# [Trecho para leitura]
Afinal, se a Amazon ficou longos anos sem dar lucro e ainda assim é uma poderosa gigante hoje, o que poderia haver de errado com esse pensamento? Muita coisa, a começar pela extrapolação da ideia de múltiplos de investimento que irradiou do Vale do Silício para tomar de assalto Wall Street e bolsas globais.

Múltiplos de empresas de software começaram a ser usados para empresas do ramo imobiliário que não têm 10% da capacidade de crescimento em escala dos negócios digitais. Alguém falou em WeWork? Acertou! A novela da We Company, controladora da famosa empresa de co-working, ganhou ares de crime cinematográfico.

Dezenas de bilhões de dólares investidos por alguns dos maiores fundos do planeta, como o SoftBank sob a liderança de Masayoshi Son, transformados em uma série de atitudes anti-éticas do CEO, seguidas por incapacidade de crescer na escala desejada e operando cada vez mais no vermelho. Seria cômico, se não fosse trágico e tivesse virado lugar comum no mundo dos investimentos.

Mas o que isso tem a ver com a sua vida? Como um japonês investindo bilhões afetou as coisas que muitos usam no dia a dia? Gerando incentivos ruins que se espalharam por boa parte da globalizada economia digital e foram parar na economia real. 

IMPACTOS NA VIDA DAS PESSOAS COMUNS

O trágico destino da WeWork não foi selado apenas por más práticas de suas lideranças no ambiente interno da companhia. A atuação do negócio gerou consequências seriíssimas no mercado imobiliário de grandes centros urbanos mundo afora, com destaque para Nova York e Londres.

Nas duas cidades, a empresa se firma como a maior inquilina de imóveis nas regiões de alto valor, a exemplo de Manhattan. As consequências de tamanha concentração combinada ao modelo e aos múltiplos de negócios potencialmente equivocados podem ser devastadoras, principalmente para pessoas comuns ou pequenos negócios com aluguéis nessas áreas.

# [Tarefas]
[1] Transcreva sem alterações a parte do trecho sobre a WeWork que começa com as palavras que contêm "Múltiplos de empresas" e termina em "mundo dos investimentos.".
[2] Segundo o trecho sobre a WeWork, quais grandes centros urbanos se destacam entre os que sofreram consequências no mercado imobiliário?
As linhas que vêm a seguir não têm relação com o trecho sobre a WeWork.

(Dados extraídos de uma coleção)
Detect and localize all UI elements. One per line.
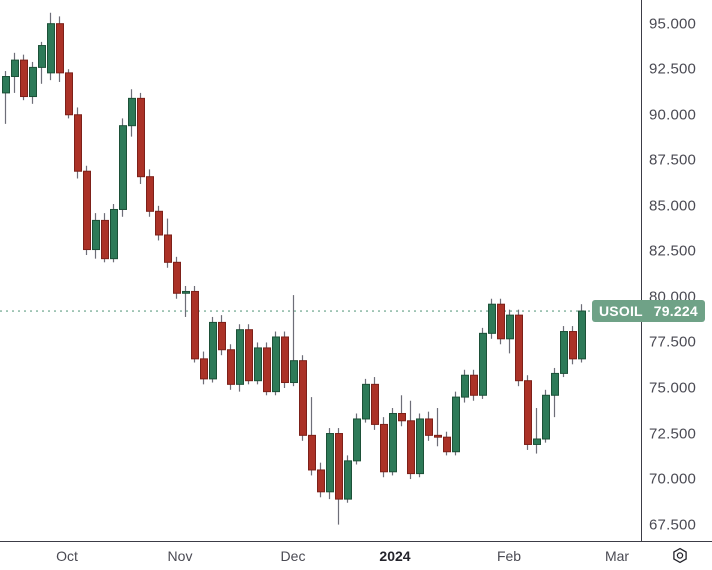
y-axis-tick-label: 92.500 — [649, 60, 697, 78]
settings-nut-icon[interactable] — [668, 545, 692, 567]
y-axis[interactable]: 95.000 92.500 90.000 87.500 85.000 82.500 80.0… — [641, 0, 712, 541]
x-axis-tick-label: Nov — [167, 547, 193, 564]
y-axis-tick-label: 77.500 — [649, 333, 697, 351]
x-axis-tick-label: Mar — [604, 547, 630, 564]
price-badge-value: 79.224 — [653, 303, 698, 320]
candle-series[interactable] — [2, 12, 586, 525]
x-axis-tick-label: Dec — [280, 547, 306, 564]
x-axis-tick-label: 2024 — [379, 547, 411, 564]
y-axis-tick-label: 85.000 — [649, 197, 697, 215]
x-axis-tick-label: Feb — [496, 547, 522, 564]
y-axis-tick-label: 72.500 — [649, 425, 697, 443]
x-axis[interactable]: Oct Nov Dec 2024 Feb Mar — [0, 541, 641, 570]
x-axis-tick-label: Oct — [56, 547, 78, 564]
y-axis-divider — [641, 0, 642, 541]
y-axis-tick-label: 75.000 — [649, 379, 697, 397]
y-axis-tick-label: 67.500 — [649, 516, 697, 534]
y-axis-tick-label: 90.000 — [649, 106, 697, 124]
last-price-badge[interactable]: USOIL 79.224 — [592, 300, 705, 323]
y-axis-tick-label: 95.000 — [649, 15, 697, 33]
y-axis-tick-label: 87.500 — [649, 151, 697, 169]
price-badge-symbol: USOIL — [599, 303, 643, 320]
y-axis-tick-label: 70.000 — [649, 470, 697, 488]
y-axis-tick-label: 82.500 — [649, 242, 697, 260]
x-axis-divider — [0, 541, 712, 542]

# [Respostas]
[1]
Múltiplos de empresas de software começaram a ser usados para empresas do ramo imobiliário que não têm 10% da capacidade de crescimento em escala dos negócios digitais. Alguém falou em WeWork? Acertou! A novela da We Company, controladora da famosa empresa de co-working, ganhou ares de crime cinematográfico.

Dezenas de bilhões de dólares investidos por alguns dos maiores fundos do planeta, como o SoftBank sob a liderança de Masayoshi Son, transformados em uma série de atitudes anti-éticas do CEO, seguidas por incapacidade de crescer na escala desejada e operando cada vez mais no vermelho. Seria cômico, se não fosse trágico e tivesse virado lugar comum no mundo dos investimentos.

[2] Nova York e Londres.